PROMPT: Scan the listing and work out how many lines contain the word "increase". Nothing but the number should be given.

PROVIDED DATA:
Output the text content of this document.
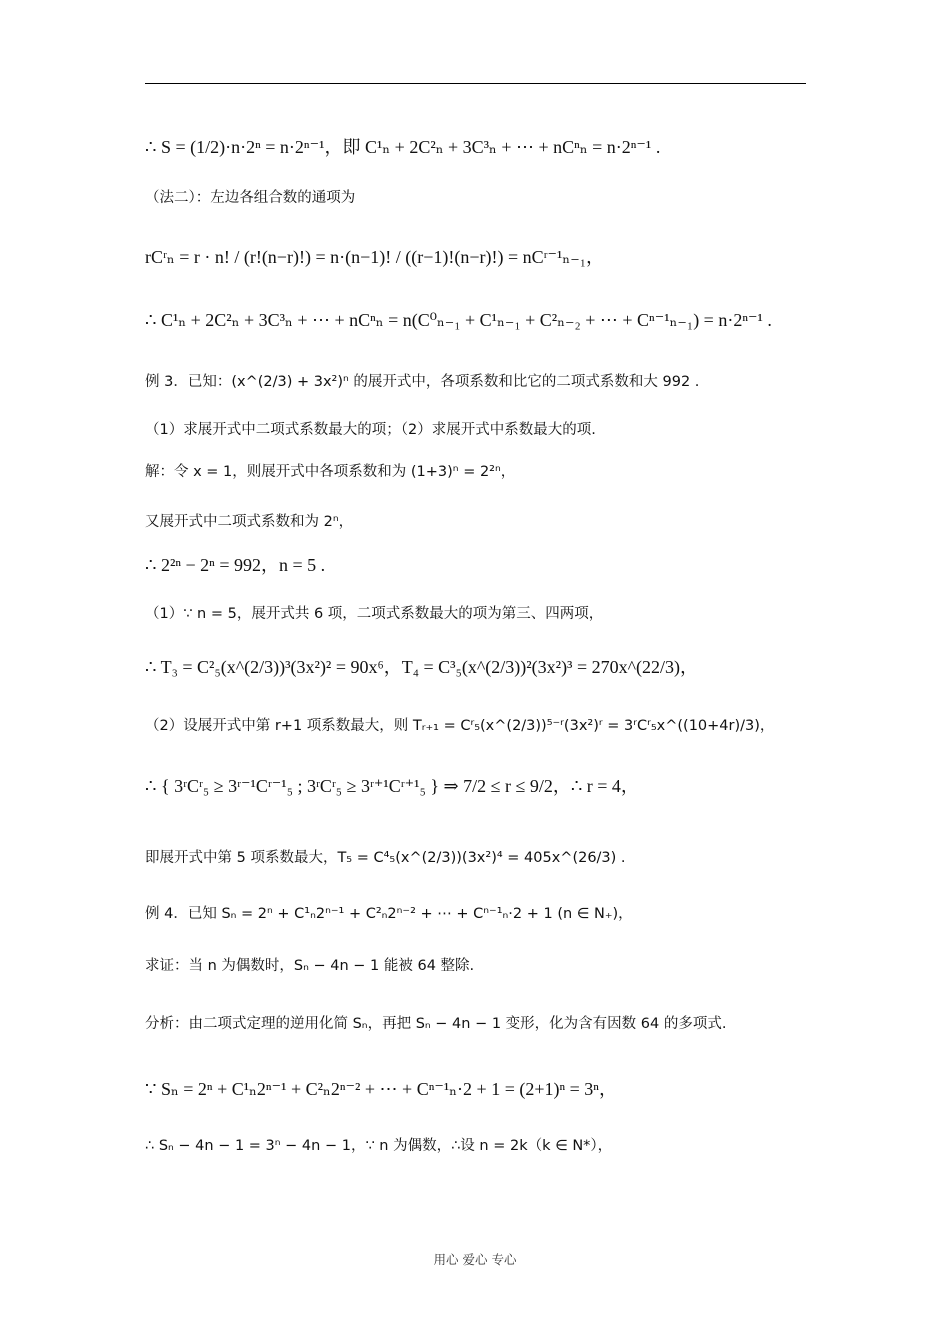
∴ S = (1/2)·n·2ⁿ = n·2ⁿ⁻¹，即 C¹ₙ + 2C²ₙ + 3C³ₙ + ⋯ + nCⁿₙ = n·2ⁿ⁻¹ .
（法二）：左边各组合数的通项为
rCʳₙ = r · n! / (r!(n−r)!) = n·(n−1)! / ((r−1)!(n−r)!) = nCʳ⁻¹ₙ₋₁，
∴ C¹ₙ + 2C²ₙ + 3C³ₙ + ⋯ + nCⁿₙ = n(C⁰ₙ₋₁ + C¹ₙ₋₁ + C²ₙ₋₂ + ⋯ + Cⁿ⁻¹ₙ₋₁) = n·2ⁿ⁻¹ .
例 3．已知：(x^(2/3) + 3x²)ⁿ 的展开式中，各项系数和比它的二项式系数和大 992 .
（1）求展开式中二项式系数最大的项；（2）求展开式中系数最大的项.
解：令 x = 1，则展开式中各项系数和为 (1+3)ⁿ = 2²ⁿ，
又展开式中二项式系数和为 2ⁿ，
∴ 2²ⁿ − 2ⁿ = 992，n = 5 .
（1）∵ n = 5，展开式共 6 项，二项式系数最大的项为第三、四两项，
∴ T₃ = C²₅(x^(2/3))³(3x²)² = 90x⁶，T₄ = C³₅(x^(2/3))²(3x²)³ = 270x^(22/3)，
（2）设展开式中第 r+1 项系数最大，则 Tᵣ₊₁ = Cʳ₅(x^(2/3))⁵⁻ʳ(3x²)ʳ = 3ʳCʳ₅x^((10+4r)/3)，
∴ { 3ʳCʳ₅ ≥ 3ʳ⁻¹Cʳ⁻¹₅ ; 3ʳCʳ₅ ≥ 3ʳ⁺¹Cʳ⁺¹₅ } ⇒ 7/2 ≤ r ≤ 9/2，∴ r = 4，
即展开式中第 5 项系数最大，T₅ = C⁴₅(x^(2/3))(3x²)⁴ = 405x^(26/3) .
例 4．已知 Sₙ = 2ⁿ + C¹ₙ2ⁿ⁻¹ + C²ₙ2ⁿ⁻² + ⋯ + Cⁿ⁻¹ₙ·2 + 1 (n ∈ N₊)，
求证：当 n 为偶数时，Sₙ − 4n − 1 能被 64 整除.
分析：由二项式定理的逆用化简 Sₙ，再把 Sₙ − 4n − 1 变形，化为含有因数 64 的多项式.
∵ Sₙ = 2ⁿ + C¹ₙ2ⁿ⁻¹ + C²ₙ2ⁿ⁻² + ⋯ + Cⁿ⁻¹ₙ·2 + 1 = (2+1)ⁿ = 3ⁿ，
∴ Sₙ − 4n − 1 = 3ⁿ − 4n − 1，∵ n 为偶数，∴设 n = 2k（k ∈ N*），
用心 爱心 专心
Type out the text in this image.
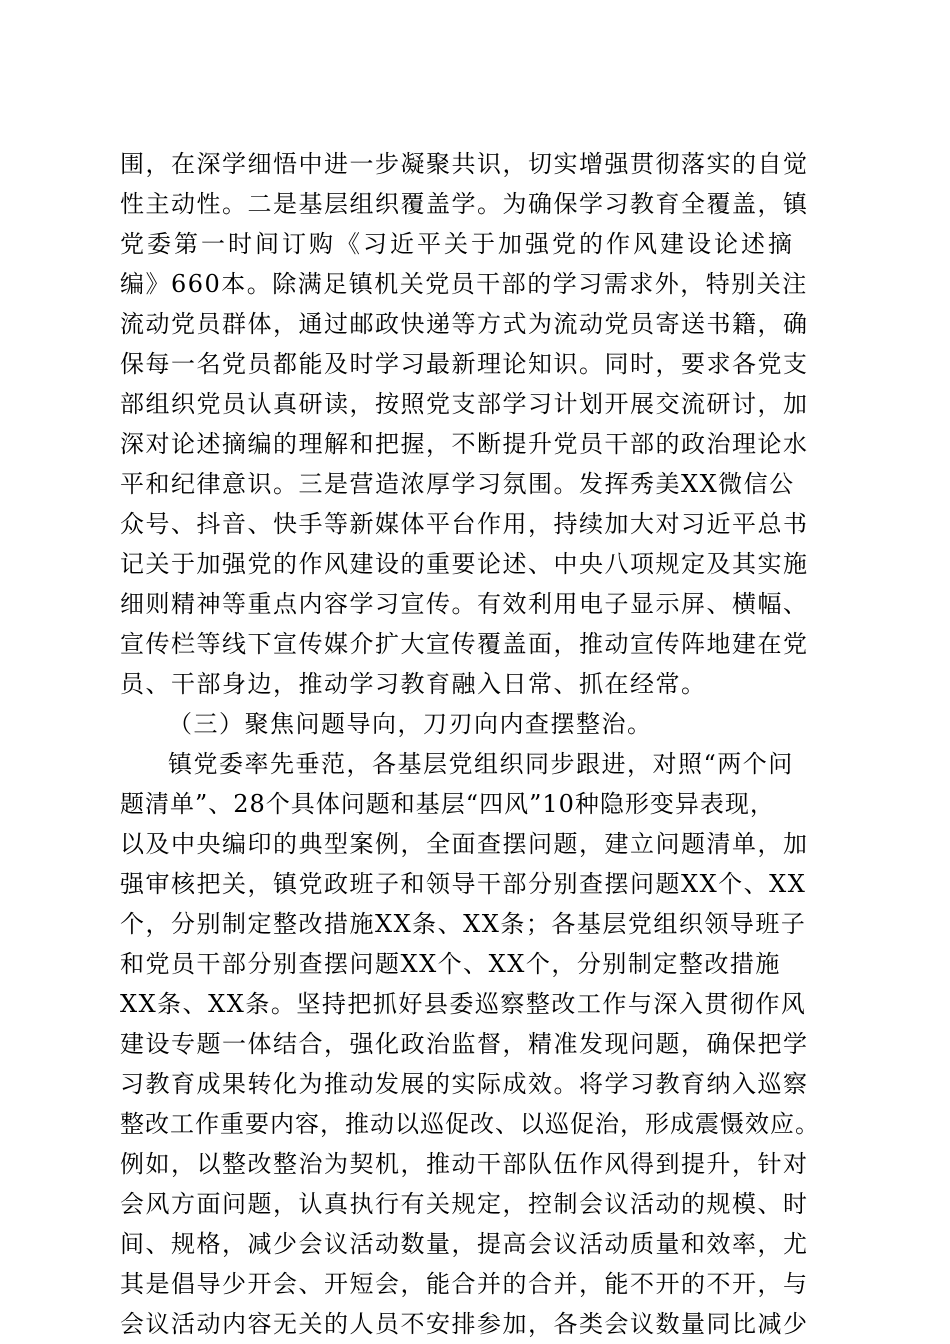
围，在深学细悟中进一步凝聚共识，切实增强贯彻落实的自觉
性主动性。二是基层组织覆盖学。为确保学习教育全覆盖，镇
党委第一时间订购《习近平关于加强党的作风建设论述摘
编》660本。除满足镇机关党员干部的学习需求外，特别关注
流动党员群体，通过邮政快递等方式为流动党员寄送书籍，确
保每一名党员都能及时学习最新理论知识。同时，要求各党支
部组织党员认真研读，按照党支部学习计划开展交流研讨，加
深对论述摘编的理解和把握，不断提升党员干部的政治理论水
平和纪律意识。三是营造浓厚学习氛围。发挥秀美XX微信公
众号、抖音、快手等新媒体平台作用，持续加大对习近平总书
记关于加强党的作风建设的重要论述、中央八项规定及其实施
细则精神等重点内容学习宣传。有效利用电子显示屏、横幅、
宣传栏等线下宣传媒介扩大宣传覆盖面，推动宣传阵地建在党
员、干部身边，推动学习教育融入日常、抓在经常。
（三）聚焦问题导向，刀刃向内查摆整治。
镇党委率先垂范，各基层党组织同步跟进，对照“两个问
题清单”、28个具体问题和基层“四风”10种隐形变异表现，
以及中央编印的典型案例，全面查摆问题，建立问题清单，加
强审核把关，镇党政班子和领导干部分别查摆问题XX个、XX
个，分别制定整改措施XX条、XX条；各基层党组织领导班子
和党员干部分别查摆问题XX个、XX个，分别制定整改措施
XX条、XX条。坚持把抓好县委巡察整改工作与深入贯彻作风
建设专题一体结合，强化政治监督，精准发现问题，确保把学
习教育成果转化为推动发展的实际成效。将学习教育纳入巡察
整改工作重要内容，推动以巡促改、以巡促治，形成震慑效应。
例如，以整改整治为契机，推动干部队伍作风得到提升，针对
会风方面问题，认真执行有关规定，控制会议活动的规模、时
间、规格，减少会议活动数量，提高会议活动质量和效率，尤
其是倡导少开会、开短会，能合并的合并，能不开的不开，与
会议活动内容无关的人员不安排参加，各类会议数量同比减少
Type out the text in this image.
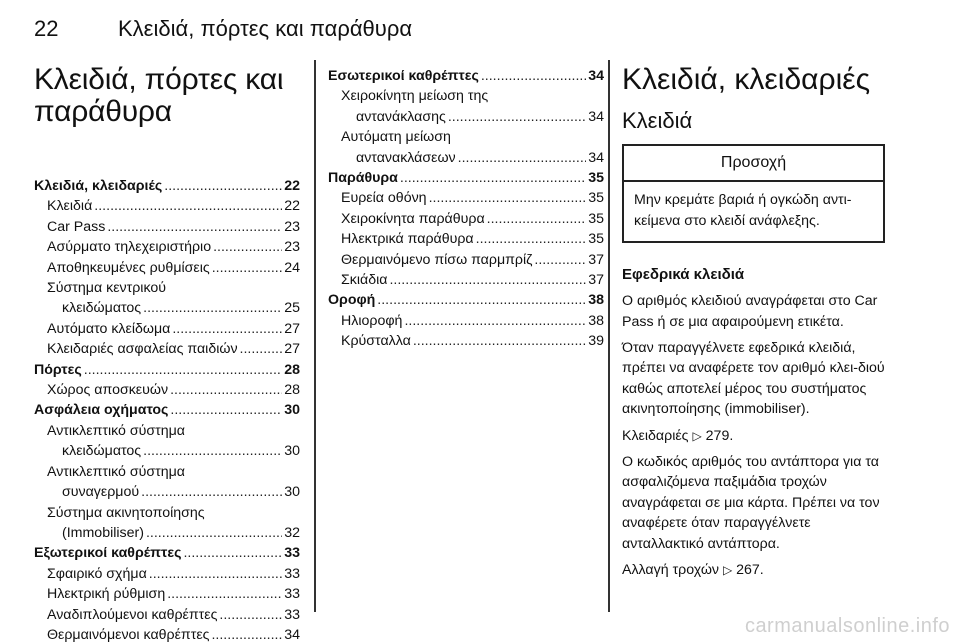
22	Κλειδιά, πόρτες και παράθυρα
Κλειδιά, πόρτες και
παράθυρα
Κλειδιά, κλειδαριές .....	22
Κλειδιά .....	22
Car Pass .....	23
Ασύρματο τηλεχειριστήριο .....	23
Αποθηκευμένες ρυθμίσεις .....	24
Σύστημα κεντρικού
κλειδώματος .....	25
Αυτόματο κλείδωμα .....	27
Κλειδαριές ασφαλείας παιδιών .....	27
Πόρτες .....	28
Χώρος αποσκευών .....	28
Ασφάλεια οχήματος .....	30
Αντικλεπτικό σύστημα
κλειδώματος .....	30
Αντικλεπτικό σύστημα
συναγερμού .....	30
Σύστημα ακινητοποίησης
(Immobiliser) .....	32
Εξωτερικοί καθρέπτες .....	33
Σφαιρικό σχήμα .....	33
Ηλεκτρική ρύθμιση .....	33
Αναδιπλούμενοι καθρέπτες .....	33
Θερμαινόμενοι καθρέπτες .....	34
Εσωτερικοί καθρέπτες .....	34
Χειροκίνητη μείωση της
αντανάκλασης .....	34
Αυτόματη μείωση
αντανακλάσεων .....	34
Παράθυρα .....	35
Ευρεία οθόνη .....	35
Χειροκίνητα παράθυρα .....	35
Ηλεκτρικά παράθυρα .....	35
Θερμαινόμενο πίσω παρμπρίζ .....	37
Σκιάδια .....	37
Οροφή .....	38
Ηλιοροφή .....	38
Κρύσταλλα .....	39
Κλειδιά, κλειδαριές
Κλειδιά
Προσοχή
Μην κρεμάτε βαριά ή ογκώδη αντι-κείμενα στο κλειδί ανάφλεξης.
Εφεδρικά κλειδιά
Ο αριθμός κλειδιού αναγράφεται στο Car Pass ή σε μια αφαιρούμενη ετικέτα.
Όταν παραγγέλνετε εφεδρικά κλειδιά, πρέπει να αναφέρετε τον αριθμό κλει-διού καθώς αποτελεί μέρος του συστήματος ακινητοποίησης (immobiliser).
Κλειδαριές ▷ 279.
Ο κωδικός αριθμός του αντάπτορα για τα ασφαλιζόμενα παξιμάδια τροχών αναγράφεται σε μια κάρτα. Πρέπει να τον αναφέρετε όταν παραγγέλνετε ανταλλακτικό αντάπτορα.
Αλλαγή τροχών ▷ 267.
carmanualsonline.info
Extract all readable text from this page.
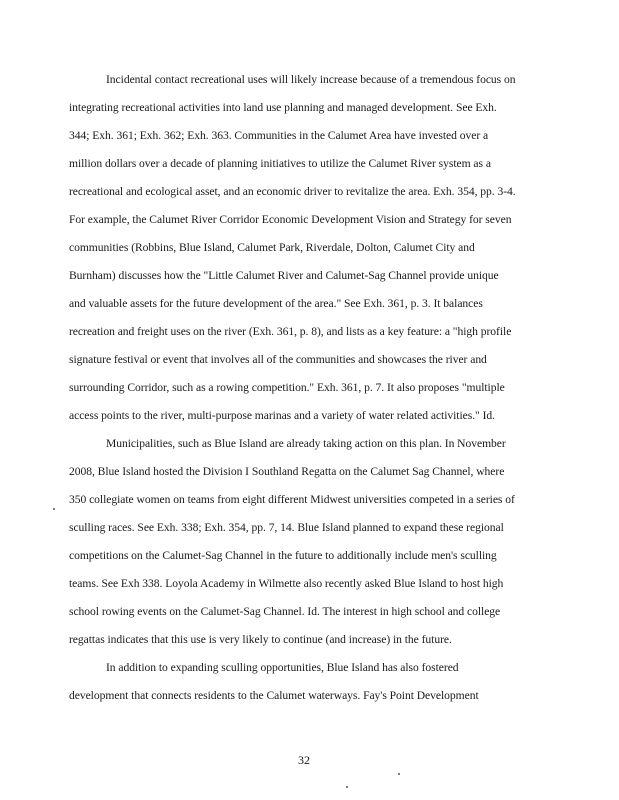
Incidental contact recreational uses will likely increase because of a tremendous focus on
integrating recreational activities into land use planning and managed development. See Exh.
344; Exh. 361; Exh. 362; Exh. 363. Communities in the Calumet Area have invested over a
million dollars over a decade of planning initiatives to utilize the Calumet River system as a
recreational and ecological asset, and an economic driver to revitalize the area. Exh. 354, pp. 3-4.
For example, the Calumet River Corridor Economic Development Vision and Strategy for seven
communities (Robbins, Blue Island, Calumet Park, Riverdale, Dolton, Calumet City and
Burnham) discusses how the "Little Calumet River and Calumet-Sag Channel provide unique
and valuable assets for the future development of the area." See Exh. 361, p. 3. It balances
recreation and freight uses on the river (Exh. 361, p. 8), and lists as a key feature: a "high profile
signature festival or event that involves all of the communities and showcases the river and
surrounding Corridor, such as a rowing competition." Exh. 361, p. 7. It also proposes "multiple
access points to the river, multi-purpose marinas and a variety of water related activities." Id.
Municipalities, such as Blue Island are already taking action on this plan. In November
2008, Blue Island hosted the Division I Southland Regatta on the Calumet Sag Channel, where
350 collegiate women on teams from eight different Midwest universities competed in a series of
sculling races. See Exh. 338; Exh. 354, pp. 7, 14. Blue Island planned to expand these regional
competitions on the Calumet-Sag Channel in the future to additionally include men's sculling
teams. See Exh 338. Loyola Academy in Wilmette also recently asked Blue Island to host high
school rowing events on the Calumet-Sag Channel. Id. The interest in high school and college
regattas indicates that this use is very likely to continue (and increase) in the future.
In addition to expanding sculling opportunities, Blue Island has also fostered
development that connects residents to the Calumet waterways. Fay's Point Development
32
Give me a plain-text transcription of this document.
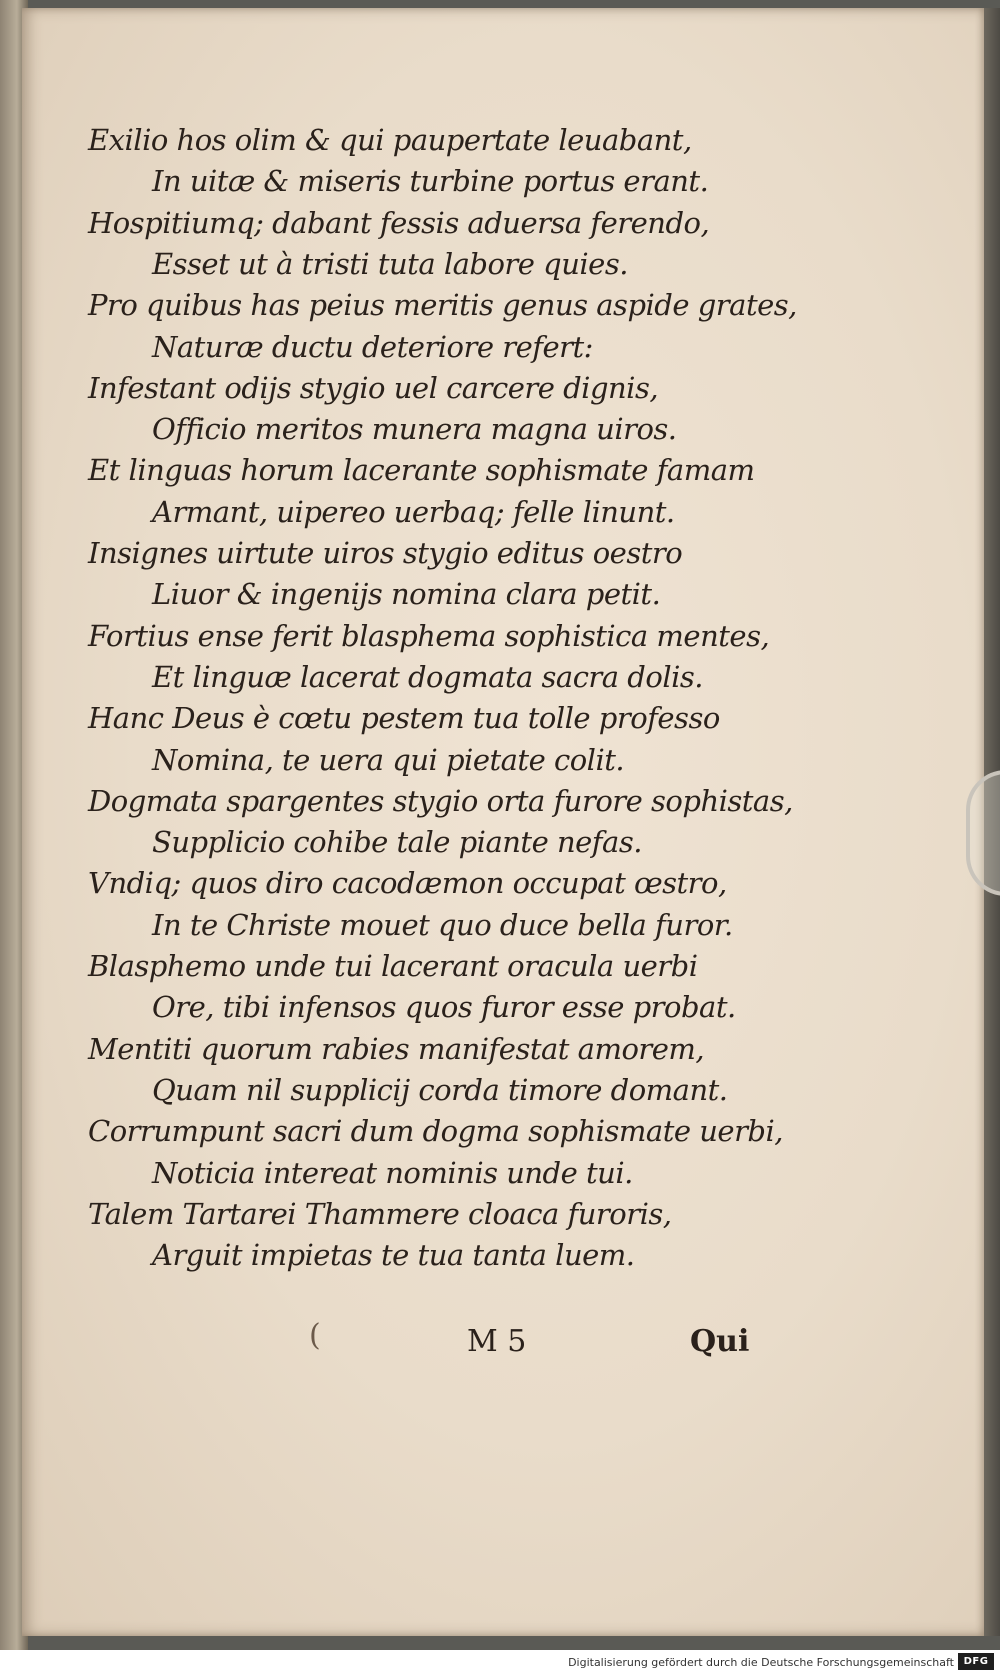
Exilio hos olim & qui paupertate leuabant,
In uitæ & miseris turbine portus erant.
Hospitiumq; dabant fessis aduersa ferendo,
Esset ut à tristi tuta labore quies.
Pro quibus has peius meritis genus aspide grates,
Naturæ ductu deteriore refert:
Infestant odijs stygio uel carcere dignis,
Officio meritos munera magna uiros.
Et linguas horum lacerante sophismate famam
Armant, uipereo uerbaq; felle linunt.
Insignes uirtute uiros stygio editus oestro
Liuor & ingenijs nomina clara petit.
Fortius ense ferit blasphema sophistica mentes,
Et linguæ lacerat dogmata sacra dolis.
Hanc Deus è cœtu pestem tua tolle professo
Nomina, te uera qui pietate colit.
Dogmata spargentes stygio orta furore sophistas,
Supplicio cohibe tale piante nefas.
Vndiq; quos diro cacodæmon occupat œstro,
In te Christe mouet quo duce bella furor.
Blasphemo unde tui lacerant oracula uerbi
Ore, tibi infensos quos furor esse probat.
Mentiti quorum rabies manifestat amorem,
Quam nil supplicij corda timore domant.
Corrumpunt sacri dum dogma sophismate uerbi,
Noticia intereat nominis unde tui.
Talem Tartarei Thammere cloaca furoris,
Arguit impietas te tua tanta luem.
(	M 5	Qui
Digitalisierung gefördert durch die Deutsche Forschungsgemeinschaft DFG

WORKED SOLUTION: 2